**Task instructions:** Copy all lines of the listing that include the string "Driver".

**Provided information:**
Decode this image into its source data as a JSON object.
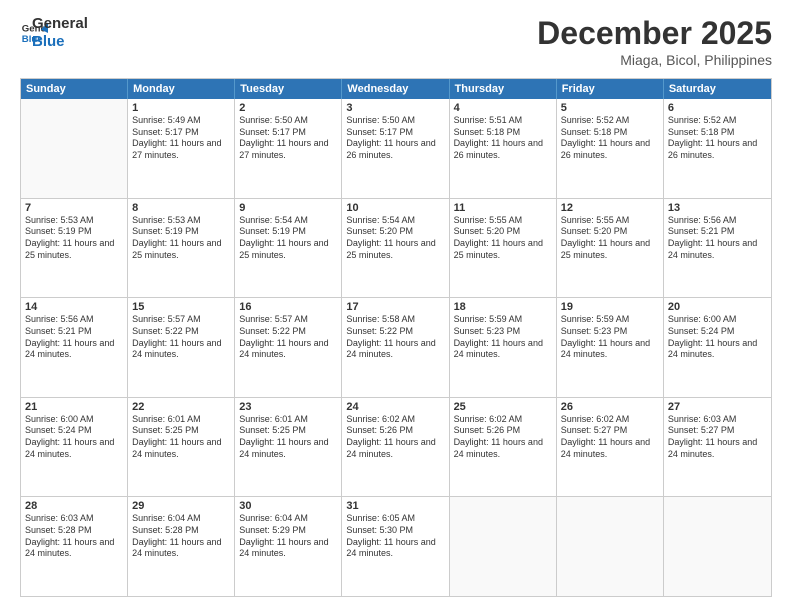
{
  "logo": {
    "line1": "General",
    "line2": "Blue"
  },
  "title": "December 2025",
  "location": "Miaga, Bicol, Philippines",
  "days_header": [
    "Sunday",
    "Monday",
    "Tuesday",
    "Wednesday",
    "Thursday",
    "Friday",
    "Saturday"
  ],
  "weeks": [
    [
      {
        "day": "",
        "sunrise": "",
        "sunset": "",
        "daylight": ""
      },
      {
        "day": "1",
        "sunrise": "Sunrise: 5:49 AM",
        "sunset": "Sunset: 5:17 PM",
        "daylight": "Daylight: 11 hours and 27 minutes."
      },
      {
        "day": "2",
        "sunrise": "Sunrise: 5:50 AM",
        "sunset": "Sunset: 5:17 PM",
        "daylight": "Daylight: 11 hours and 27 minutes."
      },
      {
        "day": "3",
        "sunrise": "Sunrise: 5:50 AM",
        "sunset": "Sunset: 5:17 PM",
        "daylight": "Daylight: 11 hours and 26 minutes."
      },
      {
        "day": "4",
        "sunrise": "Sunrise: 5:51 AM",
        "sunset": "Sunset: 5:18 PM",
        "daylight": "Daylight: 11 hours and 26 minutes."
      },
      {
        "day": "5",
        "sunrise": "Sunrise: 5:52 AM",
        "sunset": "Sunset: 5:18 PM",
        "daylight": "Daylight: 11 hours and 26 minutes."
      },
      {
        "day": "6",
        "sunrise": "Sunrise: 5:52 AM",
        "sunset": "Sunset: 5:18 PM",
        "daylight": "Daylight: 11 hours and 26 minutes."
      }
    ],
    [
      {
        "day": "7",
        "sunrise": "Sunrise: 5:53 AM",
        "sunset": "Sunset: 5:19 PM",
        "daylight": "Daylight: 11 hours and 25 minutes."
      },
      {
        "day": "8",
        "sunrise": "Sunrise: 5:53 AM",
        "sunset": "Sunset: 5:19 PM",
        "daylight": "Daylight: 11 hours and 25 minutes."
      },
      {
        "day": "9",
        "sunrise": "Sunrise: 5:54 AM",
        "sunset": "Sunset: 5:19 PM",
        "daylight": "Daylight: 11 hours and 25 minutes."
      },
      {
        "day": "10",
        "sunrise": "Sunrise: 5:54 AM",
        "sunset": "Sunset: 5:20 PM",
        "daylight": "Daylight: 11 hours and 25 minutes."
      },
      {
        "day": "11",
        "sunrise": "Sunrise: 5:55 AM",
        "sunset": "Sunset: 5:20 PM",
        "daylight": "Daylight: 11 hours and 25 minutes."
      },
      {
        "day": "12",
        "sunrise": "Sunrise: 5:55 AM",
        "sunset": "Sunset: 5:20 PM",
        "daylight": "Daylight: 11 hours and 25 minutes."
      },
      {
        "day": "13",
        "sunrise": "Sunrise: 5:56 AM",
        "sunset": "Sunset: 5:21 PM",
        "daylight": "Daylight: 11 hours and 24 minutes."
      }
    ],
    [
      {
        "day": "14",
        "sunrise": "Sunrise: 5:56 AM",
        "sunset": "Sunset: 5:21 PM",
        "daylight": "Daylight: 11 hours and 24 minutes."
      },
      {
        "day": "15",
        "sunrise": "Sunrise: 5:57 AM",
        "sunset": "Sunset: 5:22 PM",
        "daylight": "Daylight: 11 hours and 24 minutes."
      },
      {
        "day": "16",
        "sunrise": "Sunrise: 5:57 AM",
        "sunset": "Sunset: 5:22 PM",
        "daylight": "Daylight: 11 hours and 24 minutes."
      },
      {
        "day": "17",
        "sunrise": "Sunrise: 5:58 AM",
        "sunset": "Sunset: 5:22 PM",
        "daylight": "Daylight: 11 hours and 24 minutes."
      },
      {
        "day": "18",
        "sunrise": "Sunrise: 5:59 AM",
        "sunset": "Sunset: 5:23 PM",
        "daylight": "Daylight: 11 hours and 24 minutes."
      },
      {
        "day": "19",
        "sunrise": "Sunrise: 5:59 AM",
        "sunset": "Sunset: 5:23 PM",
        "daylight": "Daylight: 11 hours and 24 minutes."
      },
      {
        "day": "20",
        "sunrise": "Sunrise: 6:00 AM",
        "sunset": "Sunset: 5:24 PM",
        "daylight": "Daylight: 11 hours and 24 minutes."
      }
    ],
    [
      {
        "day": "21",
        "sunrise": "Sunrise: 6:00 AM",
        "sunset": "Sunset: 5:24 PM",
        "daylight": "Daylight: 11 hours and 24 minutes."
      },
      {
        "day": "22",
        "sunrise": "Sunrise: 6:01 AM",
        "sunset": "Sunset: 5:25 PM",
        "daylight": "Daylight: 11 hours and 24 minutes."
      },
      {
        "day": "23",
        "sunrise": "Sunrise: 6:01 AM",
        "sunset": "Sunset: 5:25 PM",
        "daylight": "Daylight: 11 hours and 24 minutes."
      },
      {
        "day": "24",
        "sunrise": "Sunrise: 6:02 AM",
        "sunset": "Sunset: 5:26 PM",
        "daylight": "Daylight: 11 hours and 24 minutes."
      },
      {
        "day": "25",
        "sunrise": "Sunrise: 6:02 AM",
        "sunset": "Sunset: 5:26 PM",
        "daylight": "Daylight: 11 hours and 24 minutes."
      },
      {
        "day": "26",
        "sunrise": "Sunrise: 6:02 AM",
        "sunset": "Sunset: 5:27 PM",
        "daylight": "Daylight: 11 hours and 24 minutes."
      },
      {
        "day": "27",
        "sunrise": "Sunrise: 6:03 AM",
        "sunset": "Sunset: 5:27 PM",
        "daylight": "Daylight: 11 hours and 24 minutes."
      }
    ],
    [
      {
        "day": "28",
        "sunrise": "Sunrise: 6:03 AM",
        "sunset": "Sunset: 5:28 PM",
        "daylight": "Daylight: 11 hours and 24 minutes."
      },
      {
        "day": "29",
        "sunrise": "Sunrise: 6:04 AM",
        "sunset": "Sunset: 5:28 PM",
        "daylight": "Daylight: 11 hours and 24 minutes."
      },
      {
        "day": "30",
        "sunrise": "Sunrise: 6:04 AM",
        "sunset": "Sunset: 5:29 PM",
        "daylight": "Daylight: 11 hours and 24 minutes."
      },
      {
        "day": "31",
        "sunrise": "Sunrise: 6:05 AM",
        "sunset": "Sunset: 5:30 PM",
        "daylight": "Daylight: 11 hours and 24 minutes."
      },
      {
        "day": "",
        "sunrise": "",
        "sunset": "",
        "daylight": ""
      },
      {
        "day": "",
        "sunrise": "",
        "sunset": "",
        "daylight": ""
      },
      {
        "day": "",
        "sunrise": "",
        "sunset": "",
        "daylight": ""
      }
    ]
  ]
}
---
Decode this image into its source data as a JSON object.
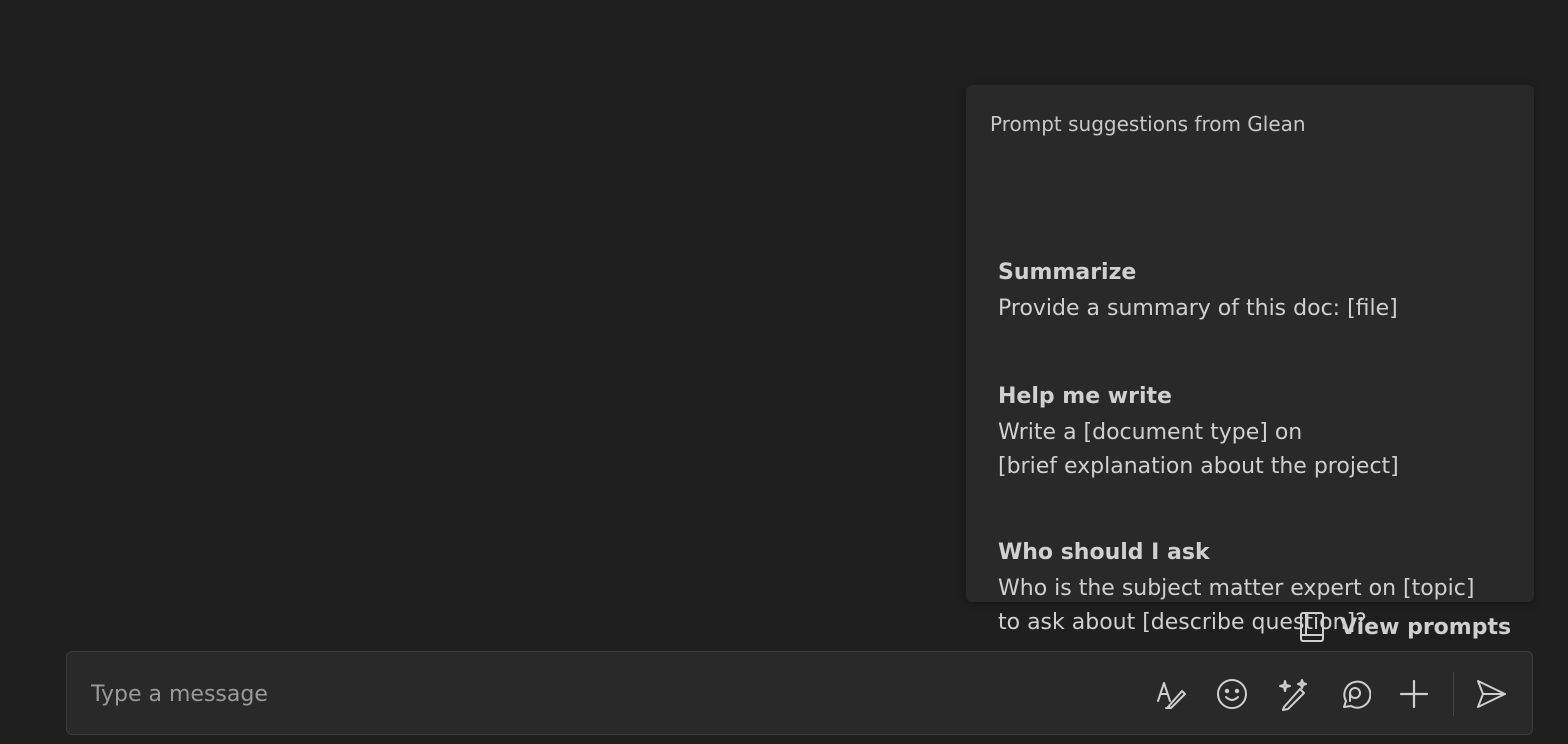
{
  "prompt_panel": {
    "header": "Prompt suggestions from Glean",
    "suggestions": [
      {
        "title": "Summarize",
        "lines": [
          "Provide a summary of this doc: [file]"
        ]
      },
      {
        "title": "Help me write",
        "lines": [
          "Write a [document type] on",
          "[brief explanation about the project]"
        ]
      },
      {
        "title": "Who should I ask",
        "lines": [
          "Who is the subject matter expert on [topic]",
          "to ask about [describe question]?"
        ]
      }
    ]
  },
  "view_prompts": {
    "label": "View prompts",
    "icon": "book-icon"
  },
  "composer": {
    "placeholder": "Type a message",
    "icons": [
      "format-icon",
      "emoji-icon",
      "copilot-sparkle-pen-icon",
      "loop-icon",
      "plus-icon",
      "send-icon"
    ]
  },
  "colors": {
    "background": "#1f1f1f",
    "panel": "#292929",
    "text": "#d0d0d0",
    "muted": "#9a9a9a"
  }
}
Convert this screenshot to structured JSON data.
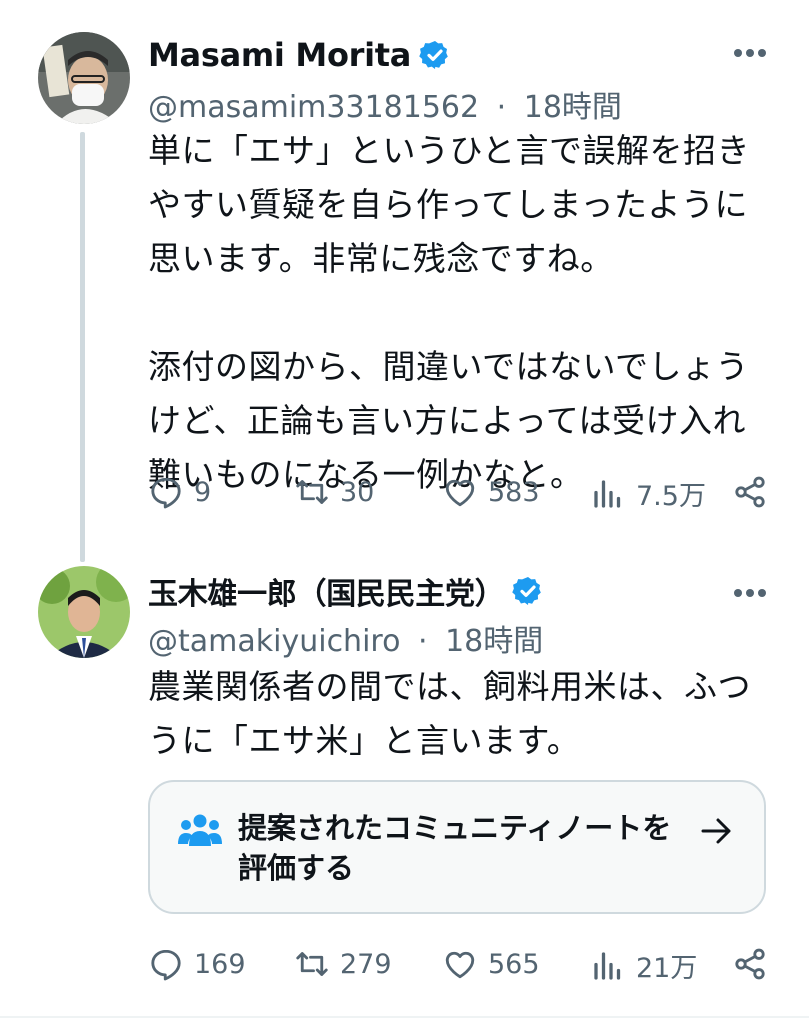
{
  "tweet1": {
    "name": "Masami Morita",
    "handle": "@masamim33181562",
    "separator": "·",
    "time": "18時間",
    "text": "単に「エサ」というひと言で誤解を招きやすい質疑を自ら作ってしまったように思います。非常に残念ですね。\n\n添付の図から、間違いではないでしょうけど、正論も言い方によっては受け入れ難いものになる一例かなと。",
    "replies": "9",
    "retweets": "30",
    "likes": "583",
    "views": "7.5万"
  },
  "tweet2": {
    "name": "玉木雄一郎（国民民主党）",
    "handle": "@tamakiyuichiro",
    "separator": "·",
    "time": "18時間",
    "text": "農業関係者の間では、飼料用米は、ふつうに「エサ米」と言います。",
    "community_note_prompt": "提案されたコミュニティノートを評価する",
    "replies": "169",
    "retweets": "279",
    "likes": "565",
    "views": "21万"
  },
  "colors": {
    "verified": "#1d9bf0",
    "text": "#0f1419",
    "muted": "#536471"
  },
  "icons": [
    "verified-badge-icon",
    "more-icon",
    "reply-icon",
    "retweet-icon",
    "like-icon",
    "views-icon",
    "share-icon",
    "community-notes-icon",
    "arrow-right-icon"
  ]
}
...
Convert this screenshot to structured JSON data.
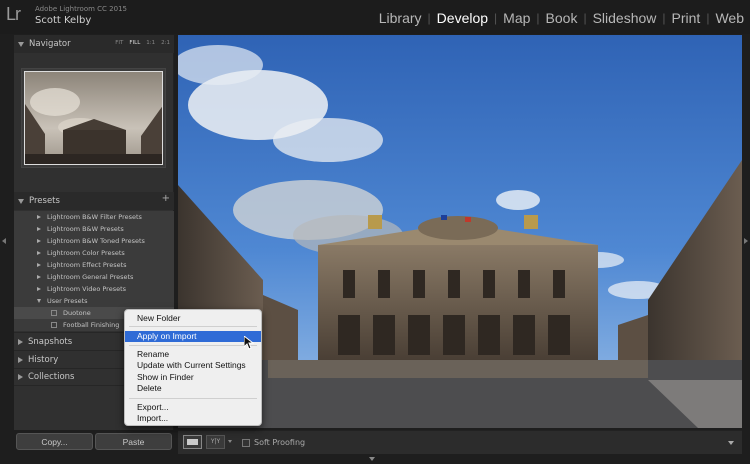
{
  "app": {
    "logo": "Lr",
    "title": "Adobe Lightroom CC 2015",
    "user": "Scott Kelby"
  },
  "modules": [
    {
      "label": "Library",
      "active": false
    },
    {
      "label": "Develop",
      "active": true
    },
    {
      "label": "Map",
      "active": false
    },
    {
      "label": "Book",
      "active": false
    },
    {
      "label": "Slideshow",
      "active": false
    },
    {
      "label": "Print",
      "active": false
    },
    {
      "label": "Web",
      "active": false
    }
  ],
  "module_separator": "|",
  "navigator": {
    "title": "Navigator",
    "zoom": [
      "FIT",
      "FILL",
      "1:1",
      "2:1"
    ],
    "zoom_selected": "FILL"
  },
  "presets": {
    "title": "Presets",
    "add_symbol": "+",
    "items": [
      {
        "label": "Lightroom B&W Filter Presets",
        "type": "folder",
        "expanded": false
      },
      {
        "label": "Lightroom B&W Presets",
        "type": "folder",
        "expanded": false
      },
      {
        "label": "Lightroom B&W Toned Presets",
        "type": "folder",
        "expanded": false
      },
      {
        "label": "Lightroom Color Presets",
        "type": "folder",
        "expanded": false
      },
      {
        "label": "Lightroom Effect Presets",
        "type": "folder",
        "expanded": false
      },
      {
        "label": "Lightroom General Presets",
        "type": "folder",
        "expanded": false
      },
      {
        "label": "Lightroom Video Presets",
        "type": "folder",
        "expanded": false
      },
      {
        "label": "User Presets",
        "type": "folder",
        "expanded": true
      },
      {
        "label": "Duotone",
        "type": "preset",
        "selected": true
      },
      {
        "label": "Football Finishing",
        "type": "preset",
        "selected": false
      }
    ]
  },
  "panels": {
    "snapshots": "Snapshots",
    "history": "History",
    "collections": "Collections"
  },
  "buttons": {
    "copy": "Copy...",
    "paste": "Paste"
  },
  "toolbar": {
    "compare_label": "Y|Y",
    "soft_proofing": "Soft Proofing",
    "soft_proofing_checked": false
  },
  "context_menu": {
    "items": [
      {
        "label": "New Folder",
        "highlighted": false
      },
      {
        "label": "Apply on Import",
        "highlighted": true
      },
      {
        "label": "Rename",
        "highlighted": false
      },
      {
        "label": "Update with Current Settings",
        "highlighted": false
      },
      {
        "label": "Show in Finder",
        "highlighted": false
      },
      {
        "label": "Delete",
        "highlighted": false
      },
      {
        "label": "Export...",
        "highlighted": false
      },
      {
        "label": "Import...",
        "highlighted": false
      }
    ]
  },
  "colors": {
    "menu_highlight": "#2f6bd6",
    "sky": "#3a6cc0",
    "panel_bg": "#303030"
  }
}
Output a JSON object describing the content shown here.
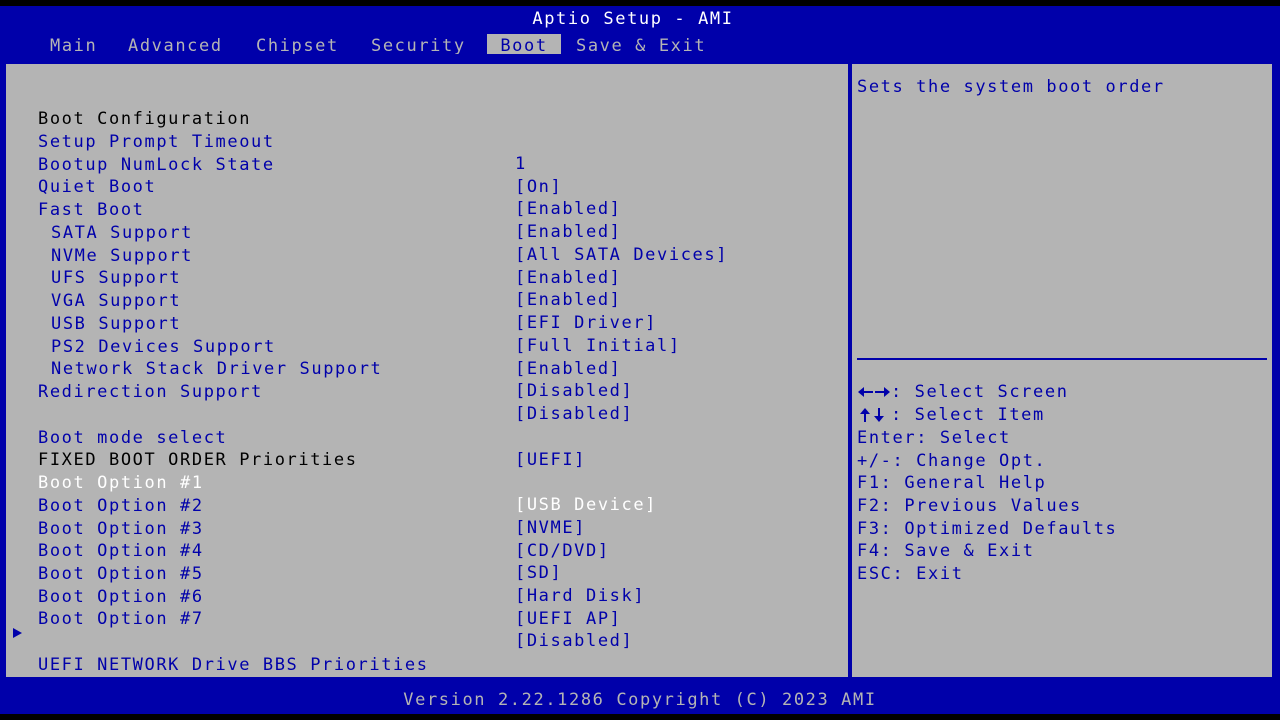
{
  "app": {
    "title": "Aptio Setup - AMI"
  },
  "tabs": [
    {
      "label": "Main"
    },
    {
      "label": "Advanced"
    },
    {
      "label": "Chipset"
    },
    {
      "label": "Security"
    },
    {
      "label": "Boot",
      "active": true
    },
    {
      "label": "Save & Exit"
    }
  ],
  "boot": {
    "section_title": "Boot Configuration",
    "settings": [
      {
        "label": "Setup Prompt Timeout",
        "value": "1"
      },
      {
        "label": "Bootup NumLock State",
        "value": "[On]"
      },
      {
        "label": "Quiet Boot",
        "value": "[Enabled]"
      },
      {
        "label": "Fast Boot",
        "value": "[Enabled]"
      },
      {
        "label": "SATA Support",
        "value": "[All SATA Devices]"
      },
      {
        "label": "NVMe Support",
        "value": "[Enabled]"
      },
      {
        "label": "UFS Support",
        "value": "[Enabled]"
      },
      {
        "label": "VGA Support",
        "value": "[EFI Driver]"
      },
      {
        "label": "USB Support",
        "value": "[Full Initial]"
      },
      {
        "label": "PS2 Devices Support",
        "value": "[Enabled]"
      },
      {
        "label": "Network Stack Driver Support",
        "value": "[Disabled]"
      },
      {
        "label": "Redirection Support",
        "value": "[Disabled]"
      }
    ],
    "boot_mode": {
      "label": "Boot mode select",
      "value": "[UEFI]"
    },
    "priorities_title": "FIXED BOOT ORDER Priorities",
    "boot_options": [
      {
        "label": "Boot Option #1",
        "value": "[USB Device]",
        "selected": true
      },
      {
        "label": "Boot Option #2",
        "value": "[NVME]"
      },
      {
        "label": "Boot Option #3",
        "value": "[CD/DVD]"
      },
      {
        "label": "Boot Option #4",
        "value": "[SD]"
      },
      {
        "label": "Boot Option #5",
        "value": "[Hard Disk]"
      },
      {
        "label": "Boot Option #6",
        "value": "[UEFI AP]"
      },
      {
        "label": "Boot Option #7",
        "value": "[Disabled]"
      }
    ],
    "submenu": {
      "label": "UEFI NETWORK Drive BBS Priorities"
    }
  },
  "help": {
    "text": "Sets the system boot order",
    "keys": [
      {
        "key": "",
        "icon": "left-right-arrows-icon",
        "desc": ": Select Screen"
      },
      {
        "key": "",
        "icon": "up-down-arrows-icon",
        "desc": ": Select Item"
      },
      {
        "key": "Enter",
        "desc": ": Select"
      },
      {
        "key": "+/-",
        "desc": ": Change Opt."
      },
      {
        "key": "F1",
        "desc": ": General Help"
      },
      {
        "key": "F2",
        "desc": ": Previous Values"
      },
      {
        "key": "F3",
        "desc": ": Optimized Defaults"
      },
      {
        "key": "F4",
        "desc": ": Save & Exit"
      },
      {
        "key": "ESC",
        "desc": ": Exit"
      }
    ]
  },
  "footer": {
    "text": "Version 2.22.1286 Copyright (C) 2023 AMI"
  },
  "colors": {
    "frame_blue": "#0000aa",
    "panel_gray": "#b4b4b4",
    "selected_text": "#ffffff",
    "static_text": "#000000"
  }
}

**Solution below:**
        "value": "[EFI Driver]"
        "label": "Network Stack Driver Support",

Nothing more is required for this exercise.